● **Exercise prompt**
Give only the number of lines in the data that include the string "Recent".
+++
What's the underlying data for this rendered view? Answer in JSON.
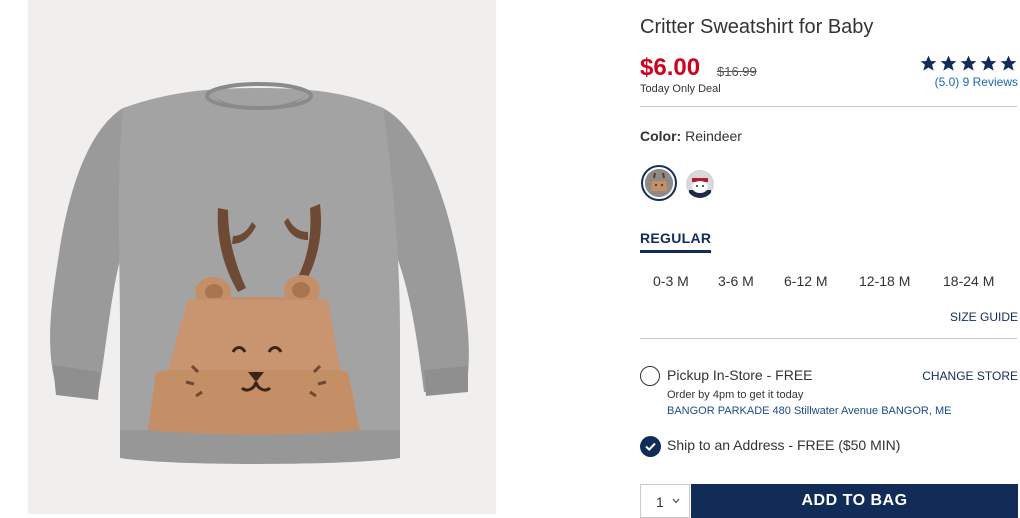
{
  "product": {
    "title": "Critter Sweatshirt for Baby",
    "sale_price": "$6.00",
    "original_price": "$16.99",
    "deal_text": "Today Only Deal",
    "rating": 5,
    "reviews_text": "(5.0) 9 Reviews"
  },
  "color": {
    "label": "Color:",
    "selected": "Reindeer",
    "swatches": [
      "reindeer-swatch",
      "polar-bear-swatch"
    ]
  },
  "size_tab": "REGULAR",
  "sizes": [
    "0-3 M",
    "3-6 M",
    "6-12 M",
    "12-18 M",
    "18-24 M"
  ],
  "size_guide": "SIZE GUIDE",
  "fulfillment": {
    "pickup_label": "Pickup In-Store - FREE",
    "change_store": "CHANGE STORE",
    "order_by": "Order by 4pm to get it today",
    "store_address": "BANGOR PARKADE 480 Stillwater Avenue  BANGOR, ME",
    "ship_label": "Ship to an Address - FREE ($50 MIN)",
    "ship_selected": true
  },
  "cart": {
    "quantity": "1",
    "add_label": "ADD TO BAG"
  },
  "colors": {
    "sale": "#d0021b",
    "navy": "#122c58",
    "link": "#1b66b3"
  }
}
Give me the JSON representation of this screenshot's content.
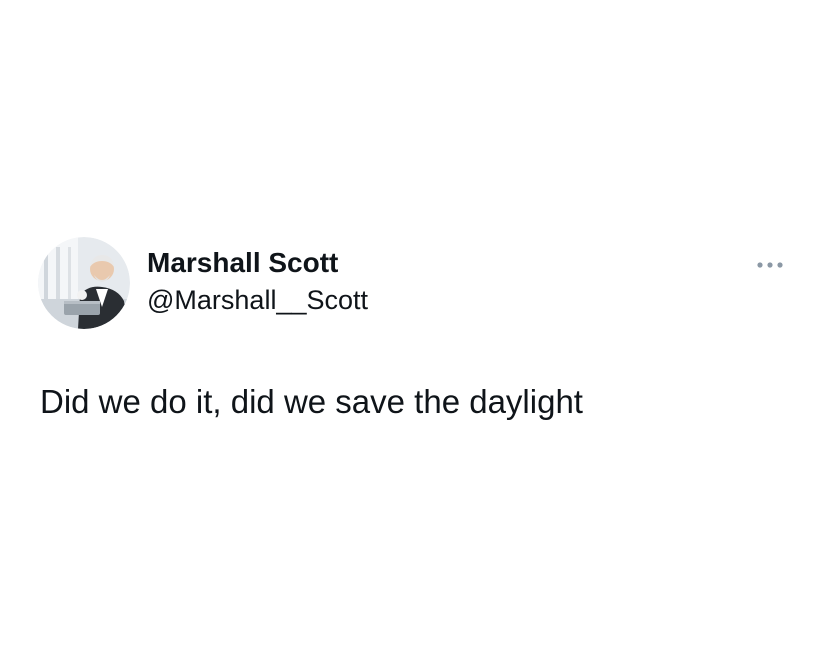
{
  "tweet": {
    "author": {
      "display_name": "Marshall Scott",
      "handle": "@Marshall__Scott"
    },
    "text": "Did we do it, did we save the daylight",
    "more_icon": "more-horizontal-icon"
  },
  "colors": {
    "text": "#0f1419",
    "icon": "#8b98a5",
    "background": "#ffffff"
  }
}
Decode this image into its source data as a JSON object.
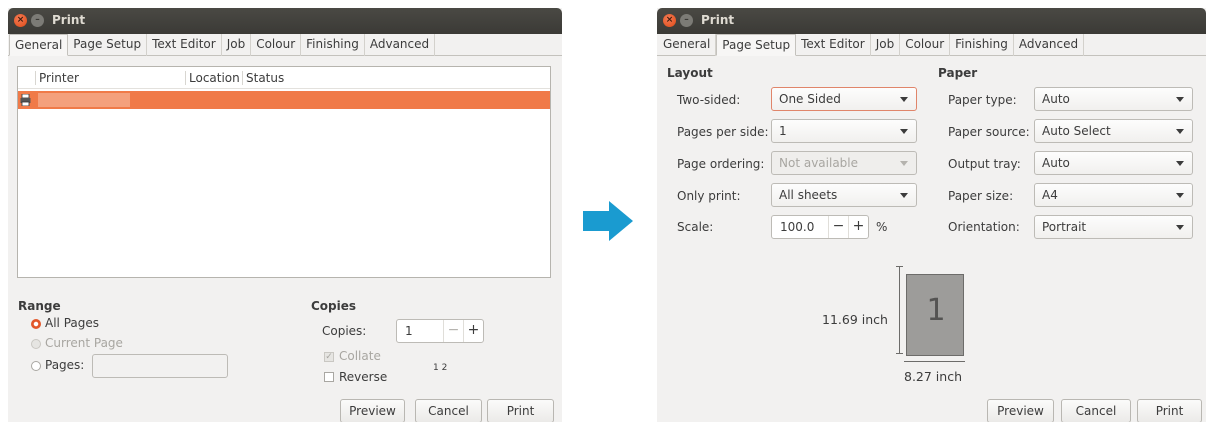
{
  "left_window": {
    "title": "Print",
    "tabs": [
      "General",
      "Page Setup",
      "Text Editor",
      "Job",
      "Colour",
      "Finishing",
      "Advanced"
    ],
    "active_tab": "General",
    "printer_list": {
      "columns": [
        "Printer",
        "Location",
        "Status"
      ],
      "selected_row": {
        "printer": "",
        "location": "",
        "status": ""
      }
    },
    "range": {
      "title": "Range",
      "all_pages": "All Pages",
      "current_page": "Current Page",
      "pages_label": "Pages:",
      "pages_value": ""
    },
    "copies": {
      "title": "Copies",
      "copies_label": "Copies:",
      "copies_value": "1",
      "collate_label": "Collate",
      "reverse_label": "Reverse",
      "collate_preview": "1 2"
    },
    "buttons": {
      "preview": "Preview",
      "cancel": "Cancel",
      "print": "Print"
    }
  },
  "right_window": {
    "title": "Print",
    "tabs": [
      "General",
      "Page Setup",
      "Text Editor",
      "Job",
      "Colour",
      "Finishing",
      "Advanced"
    ],
    "active_tab": "Page Setup",
    "layout": {
      "title": "Layout",
      "two_sided_label": "Two-sided:",
      "two_sided_value": "One Sided",
      "pages_per_side_label": "Pages per side:",
      "pages_per_side_value": "1",
      "page_ordering_label": "Page ordering:",
      "page_ordering_value": "Not available",
      "only_print_label": "Only print:",
      "only_print_value": "All sheets",
      "scale_label": "Scale:",
      "scale_value": "100.0",
      "scale_unit": "%"
    },
    "paper": {
      "title": "Paper",
      "paper_type_label": "Paper type:",
      "paper_type_value": "Auto",
      "paper_source_label": "Paper source:",
      "paper_source_value": "Auto Select",
      "output_tray_label": "Output tray:",
      "output_tray_value": "Auto",
      "paper_size_label": "Paper size:",
      "paper_size_value": "A4",
      "orientation_label": "Orientation:",
      "orientation_value": "Portrait"
    },
    "preview": {
      "page_number": "1",
      "height": "11.69 inch",
      "width": "8.27 inch"
    },
    "buttons": {
      "preview": "Preview",
      "cancel": "Cancel",
      "print": "Print"
    }
  },
  "colors": {
    "accent": "#f07a48",
    "arrow": "#1a9bd0",
    "titlebar": "#3f3e3a",
    "close": "#e2572a"
  }
}
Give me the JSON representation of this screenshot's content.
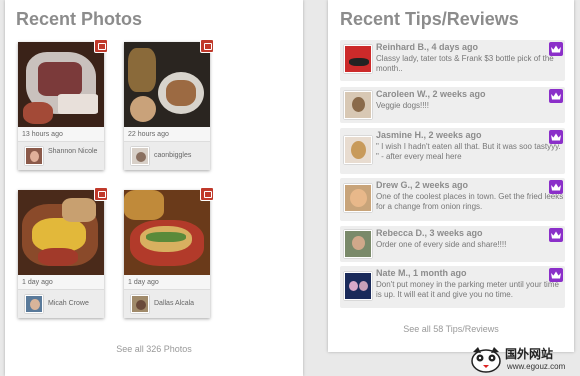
{
  "photos": {
    "title": "Recent Photos",
    "see_all": "See all 326 Photos",
    "items": [
      {
        "time": "13 hours ago",
        "user": "Shannon Nicole"
      },
      {
        "time": "22 hours ago",
        "user": "caonbiggles"
      },
      {
        "time": "1 day ago",
        "user": "Micah Crowe"
      },
      {
        "time": "1 day ago",
        "user": "Dallas Alcala"
      }
    ]
  },
  "tips": {
    "title": "Recent Tips/Reviews",
    "see_all": "See all 58 Tips/Reviews",
    "items": [
      {
        "author": "Reinhard B., 4 days ago",
        "text": "Classy lady, tater tots & Frank $3 bottle pick of the month.."
      },
      {
        "author": "Caroleen W., 2 weeks ago",
        "text": "Veggie dogs!!!!"
      },
      {
        "author": "Jasmine H., 2 weeks ago",
        "text": "\" I wish I hadn't eaten all that. But it was soo tastyyy. \" - after every meal here"
      },
      {
        "author": "Drew G., 2 weeks ago",
        "text": "One of the coolest places in town. Get the fried leeks for a change from onion rings."
      },
      {
        "author": "Rebecca D., 3 weeks ago",
        "text": "Order one of every side and share!!!!"
      },
      {
        "author": "Nate M., 1 month ago",
        "text": "Don't put money in the parking meter until your time is up. It will eat it and give you no time."
      }
    ]
  },
  "watermark": {
    "text": "国外网站",
    "url": "www.egouz.com"
  },
  "colors": {
    "crown_badge": "#8b2fc9",
    "camera_badge": "#c0392b",
    "title_gray": "#8c8c8c"
  }
}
+++
● **Problem solution**
2